__TASK DATA__:
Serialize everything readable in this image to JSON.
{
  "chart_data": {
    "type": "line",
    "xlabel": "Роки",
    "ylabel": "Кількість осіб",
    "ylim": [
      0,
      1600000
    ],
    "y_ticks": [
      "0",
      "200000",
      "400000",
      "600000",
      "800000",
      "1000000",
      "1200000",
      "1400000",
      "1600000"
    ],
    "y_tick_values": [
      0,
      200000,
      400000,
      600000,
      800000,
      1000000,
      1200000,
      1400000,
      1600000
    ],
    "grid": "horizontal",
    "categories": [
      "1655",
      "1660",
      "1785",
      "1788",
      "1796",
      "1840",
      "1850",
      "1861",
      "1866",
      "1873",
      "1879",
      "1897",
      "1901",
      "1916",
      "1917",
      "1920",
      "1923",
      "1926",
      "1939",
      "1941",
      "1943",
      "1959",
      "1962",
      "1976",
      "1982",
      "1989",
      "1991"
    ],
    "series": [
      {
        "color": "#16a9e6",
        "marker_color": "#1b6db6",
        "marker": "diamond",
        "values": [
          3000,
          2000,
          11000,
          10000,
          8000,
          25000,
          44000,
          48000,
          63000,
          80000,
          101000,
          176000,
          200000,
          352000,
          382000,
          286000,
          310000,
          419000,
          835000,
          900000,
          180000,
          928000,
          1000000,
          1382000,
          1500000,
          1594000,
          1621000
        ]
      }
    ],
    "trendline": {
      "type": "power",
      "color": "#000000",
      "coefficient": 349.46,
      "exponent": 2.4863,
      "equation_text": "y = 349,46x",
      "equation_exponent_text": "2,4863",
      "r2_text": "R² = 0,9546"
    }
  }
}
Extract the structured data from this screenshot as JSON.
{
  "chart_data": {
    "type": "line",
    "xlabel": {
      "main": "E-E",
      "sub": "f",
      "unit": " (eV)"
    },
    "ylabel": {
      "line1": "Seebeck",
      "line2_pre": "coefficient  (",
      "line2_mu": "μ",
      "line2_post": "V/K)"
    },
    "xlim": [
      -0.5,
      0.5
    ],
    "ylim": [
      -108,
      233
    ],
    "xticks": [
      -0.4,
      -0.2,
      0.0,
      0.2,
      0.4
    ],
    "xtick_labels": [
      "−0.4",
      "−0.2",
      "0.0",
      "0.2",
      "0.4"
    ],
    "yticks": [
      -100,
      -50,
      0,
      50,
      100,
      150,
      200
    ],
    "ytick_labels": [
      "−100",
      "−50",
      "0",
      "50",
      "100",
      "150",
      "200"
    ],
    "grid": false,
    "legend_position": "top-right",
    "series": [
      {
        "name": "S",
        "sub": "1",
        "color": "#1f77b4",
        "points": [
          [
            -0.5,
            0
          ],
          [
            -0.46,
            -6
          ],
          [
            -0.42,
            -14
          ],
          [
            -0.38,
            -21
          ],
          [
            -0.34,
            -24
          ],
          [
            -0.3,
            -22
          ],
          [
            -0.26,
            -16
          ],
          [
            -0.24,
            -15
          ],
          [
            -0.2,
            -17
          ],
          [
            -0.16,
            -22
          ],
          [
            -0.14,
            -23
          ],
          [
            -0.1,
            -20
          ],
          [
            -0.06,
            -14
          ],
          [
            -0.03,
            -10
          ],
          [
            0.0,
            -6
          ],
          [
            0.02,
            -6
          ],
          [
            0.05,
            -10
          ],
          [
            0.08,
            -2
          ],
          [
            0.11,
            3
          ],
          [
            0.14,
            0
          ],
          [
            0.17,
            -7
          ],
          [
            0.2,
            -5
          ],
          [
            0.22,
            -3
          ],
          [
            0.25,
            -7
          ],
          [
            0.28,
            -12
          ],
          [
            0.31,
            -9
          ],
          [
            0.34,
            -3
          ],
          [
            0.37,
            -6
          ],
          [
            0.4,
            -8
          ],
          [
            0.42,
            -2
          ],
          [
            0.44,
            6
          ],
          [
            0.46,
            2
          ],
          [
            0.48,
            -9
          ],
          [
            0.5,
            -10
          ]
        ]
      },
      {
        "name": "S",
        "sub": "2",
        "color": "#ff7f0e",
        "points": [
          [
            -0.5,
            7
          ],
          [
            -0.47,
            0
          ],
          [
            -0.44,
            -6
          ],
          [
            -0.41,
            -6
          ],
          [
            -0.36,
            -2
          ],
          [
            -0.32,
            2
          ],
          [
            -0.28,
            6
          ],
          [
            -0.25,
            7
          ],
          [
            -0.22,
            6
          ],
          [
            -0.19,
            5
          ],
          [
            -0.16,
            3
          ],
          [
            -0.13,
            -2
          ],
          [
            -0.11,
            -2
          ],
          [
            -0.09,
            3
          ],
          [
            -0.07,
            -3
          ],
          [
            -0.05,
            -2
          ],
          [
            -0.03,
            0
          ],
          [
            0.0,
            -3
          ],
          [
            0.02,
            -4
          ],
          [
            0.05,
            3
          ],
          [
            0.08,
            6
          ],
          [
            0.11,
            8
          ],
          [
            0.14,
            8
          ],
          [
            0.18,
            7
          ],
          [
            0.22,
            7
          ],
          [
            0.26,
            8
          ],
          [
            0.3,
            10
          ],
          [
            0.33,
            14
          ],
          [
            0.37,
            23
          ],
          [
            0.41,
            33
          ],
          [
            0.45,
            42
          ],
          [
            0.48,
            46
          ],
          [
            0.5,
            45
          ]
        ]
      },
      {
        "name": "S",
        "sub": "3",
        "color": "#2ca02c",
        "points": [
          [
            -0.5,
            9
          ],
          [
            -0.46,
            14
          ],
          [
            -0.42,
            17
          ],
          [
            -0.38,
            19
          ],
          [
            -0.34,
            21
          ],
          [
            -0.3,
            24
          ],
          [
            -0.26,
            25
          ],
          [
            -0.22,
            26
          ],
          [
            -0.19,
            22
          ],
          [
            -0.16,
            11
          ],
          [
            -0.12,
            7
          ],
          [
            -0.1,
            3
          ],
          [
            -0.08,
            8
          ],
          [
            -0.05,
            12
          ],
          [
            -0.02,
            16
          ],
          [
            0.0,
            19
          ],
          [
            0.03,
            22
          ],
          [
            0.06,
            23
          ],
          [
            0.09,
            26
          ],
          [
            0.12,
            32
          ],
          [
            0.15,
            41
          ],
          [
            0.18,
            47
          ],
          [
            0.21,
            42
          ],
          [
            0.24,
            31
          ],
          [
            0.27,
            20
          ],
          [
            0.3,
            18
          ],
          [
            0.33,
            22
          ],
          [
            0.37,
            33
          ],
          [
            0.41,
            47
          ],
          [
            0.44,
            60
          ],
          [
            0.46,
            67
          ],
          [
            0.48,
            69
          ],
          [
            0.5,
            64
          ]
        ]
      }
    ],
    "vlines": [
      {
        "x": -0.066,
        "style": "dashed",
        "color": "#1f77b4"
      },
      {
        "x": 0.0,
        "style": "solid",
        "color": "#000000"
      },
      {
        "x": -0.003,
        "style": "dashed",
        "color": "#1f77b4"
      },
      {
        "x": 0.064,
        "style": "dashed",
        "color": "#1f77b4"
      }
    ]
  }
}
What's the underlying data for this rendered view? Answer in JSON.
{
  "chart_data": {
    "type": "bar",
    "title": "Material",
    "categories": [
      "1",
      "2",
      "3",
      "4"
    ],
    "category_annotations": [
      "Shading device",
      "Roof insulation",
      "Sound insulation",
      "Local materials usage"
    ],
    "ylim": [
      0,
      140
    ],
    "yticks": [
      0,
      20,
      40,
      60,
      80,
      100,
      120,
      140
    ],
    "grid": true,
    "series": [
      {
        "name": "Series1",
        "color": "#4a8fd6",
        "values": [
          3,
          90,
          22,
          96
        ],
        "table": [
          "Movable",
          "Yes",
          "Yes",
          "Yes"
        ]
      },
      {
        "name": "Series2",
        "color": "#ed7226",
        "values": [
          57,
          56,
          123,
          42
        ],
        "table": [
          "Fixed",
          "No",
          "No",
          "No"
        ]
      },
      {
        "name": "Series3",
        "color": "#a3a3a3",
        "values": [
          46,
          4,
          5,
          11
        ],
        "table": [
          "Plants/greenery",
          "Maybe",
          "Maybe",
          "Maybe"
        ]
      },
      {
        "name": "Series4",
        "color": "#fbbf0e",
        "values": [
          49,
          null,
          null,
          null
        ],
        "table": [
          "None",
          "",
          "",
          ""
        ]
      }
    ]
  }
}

__DIRECTIONS__: Check each line of the entries above, and show every one holding the word "JSON".

__COMPLETED EXERCISE__:
Serialize everything readable in this image to JSON.
Extract the structured data from this screenshot as JSON.
What's the underlying data for this rendered view? Answer in JSON.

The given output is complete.